[start Data supplied]

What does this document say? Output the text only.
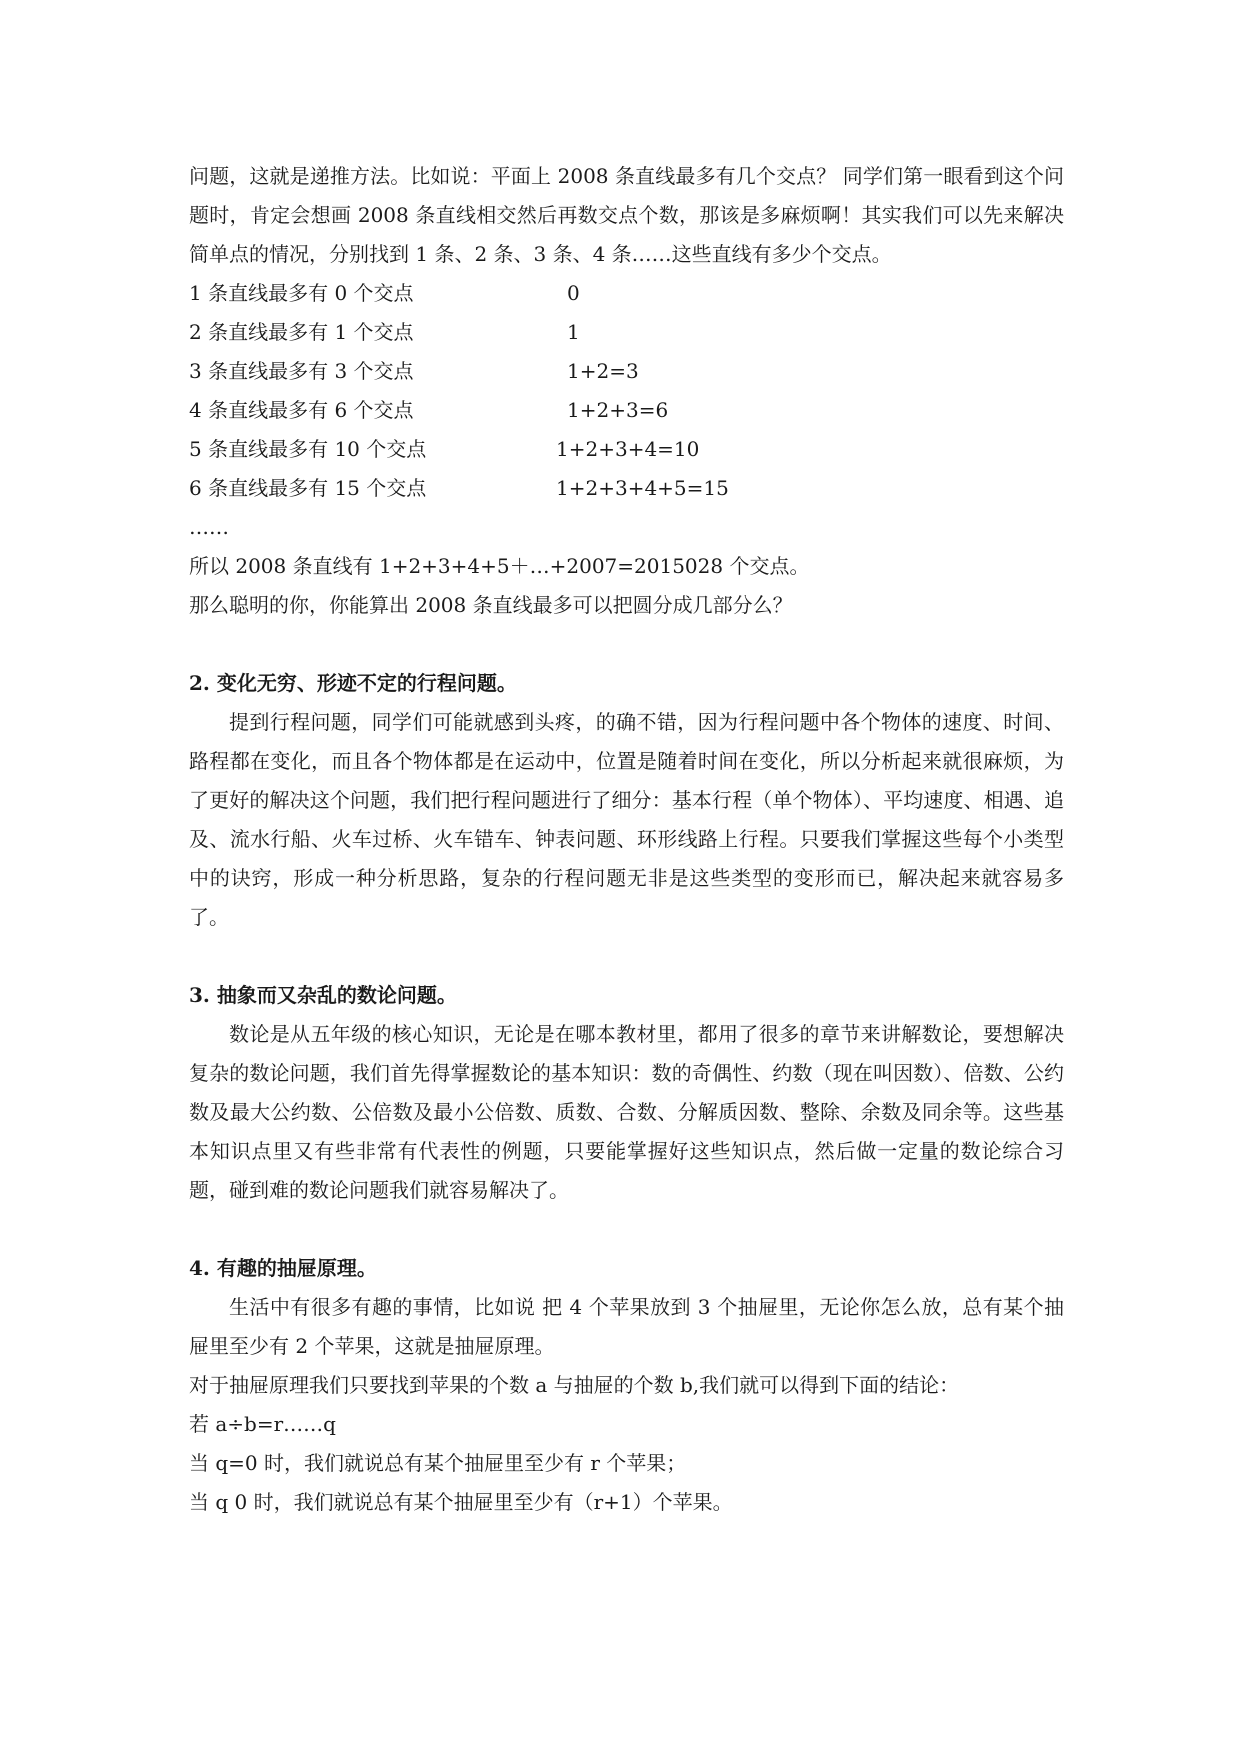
问题，这就是递推方法。比如说：平面上 2008 条直线最多有几个交点？ 同学们第一眼看到这个问题时，肯定会想画 2008 条直线相交然后再数交点个数，那该是多麻烦啊！其实我们可以先来解决简单点的情况，分别找到 1 条、2 条、3 条、4 条……这些直线有多少个交点。

1 条直线最多有 0 个交点	0
2 条直线最多有 1 个交点	1
3 条直线最多有 3 个交点	1+2=3
4 条直线最多有 6 个交点	1+2+3=6
5 条直线最多有 10 个交点	1+2+3+4=10
6 条直线最多有 15 个交点	1+2+3+4+5=15
……
所以 2008 条直线有 1+2+3+4+5＋…+2007=2015028 个交点。
那么聪明的你，你能算出 2008 条直线最多可以把圆分成几部分么？
2. 变化无穷、形迹不定的行程问题。

提到行程问题，同学们可能就感到头疼，的确不错，因为行程问题中各个物体的速度、时间、路程都在变化，而且各个物体都是在运动中，位置是随着时间在变化，所以分析起来就很麻烦，为了更好的解决这个问题，我们把行程问题进行了细分：基本行程（单个物体）、平均速度、相遇、追及、流水行船、火车过桥、火车错车、钟表问题、环形线路上行程。只要我们掌握这些每个小类型中的诀窍，形成一种分析思路，复杂的行程问题无非是这些类型的变形而已，解决起来就容易多了。

3. 抽象而又杂乱的数论问题。

数论是从五年级的核心知识，无论是在哪本教材里，都用了很多的章节来讲解数论，要想解决复杂的数论问题，我们首先得掌握数论的基本知识：数的奇偶性、约数（现在叫因数）、倍数、公约数及最大公约数、公倍数及最小公倍数、质数、合数、分解质因数、整除、余数及同余等。这些基本知识点里又有些非常有代表性的例题，只要能掌握好这些知识点，然后做一定量的数论综合习题，碰到难的数论问题我们就容易解决了。

4. 有趣的抽屉原理。

生活中有很多有趣的事情，比如说 把 4 个苹果放到 3 个抽屉里，无论你怎么放，总有某个抽屉里至少有 2 个苹果，这就是抽屉原理。

对于抽屉原理我们只要找到苹果的个数 a 与抽屉的个数 b,我们就可以得到下面的结论：
若 a÷b=r……q
当 q=0 时，我们就说总有某个抽屉里至少有 r 个苹果；
当 q 0 时，我们就说总有某个抽屉里至少有（r+1）个苹果。
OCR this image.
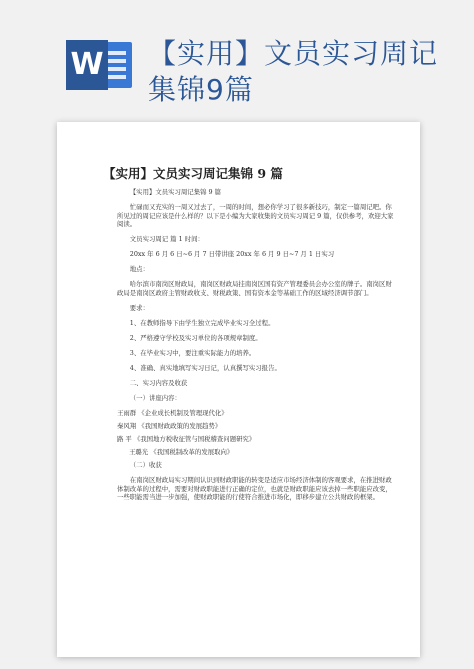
W 【实用】文员实习周记
集锦9篇
【实用】文员实习周记集锦 9 篇

【实用】文员实习周记集锦 9 篇

忙碌而又充实的一周又过去了，一周的时间，想必你学习了很多新技巧，制定一篇周记吧。你所见过的周记应该是什么样的？以下是小编为大家收集的文员实习周记 9 篇，仅供参考，欢迎大家阅读。

文员实习周记 篇 1 时间：

20xx 年 6 月 6 日~6 月 7 日带讲座 20xx 年 6 月 9 日~7 月 1 日实习

地点：

哈尔滨市南岗区财政局，南岗区财政局挂南岗区国有资产管理委员会办公室的牌子。南岗区财政局是南岗区政府主管财政收支、财税政策、国有资本金等基础工作的区域经济调节部门。

要求：

1、在教师指导下由学生独立完成毕业实习全过程。

2、严格遵守学校及实习单位的各项规章制度。

3、在毕业实习中，要注重实际能力的培养。

4、准确、真实地填写实习日记，认真撰写实习报告。

二、实习内容及收获

（一）讲座内容：

王雨群 《企业成长机制及管理现代化》

秦风翔 《我国财政政策的发展趋势》

路 平 《我国地方税收征管与国税稽查问题研究》

王璐光 《我国税制改革的发展取向》

（二）收获

在南岗区财政局实习期间认识到财政职能的转变是适应市场经济体制的客观要求，在推进财政体制改革的过程中，需要对财政职能进行正确的定位，也就是财政职能应该去掉一些职能应改变，一些职能需当进一步加强，使财政职能的行使符合推进市场化，即移步建立公共财政的框架。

[end Data supplied]

◆ **What the task asks**
Copy out each line of the data containing the string "this".

◆ **Exercise result**
What does this document say? Output the text only.
OCR this image.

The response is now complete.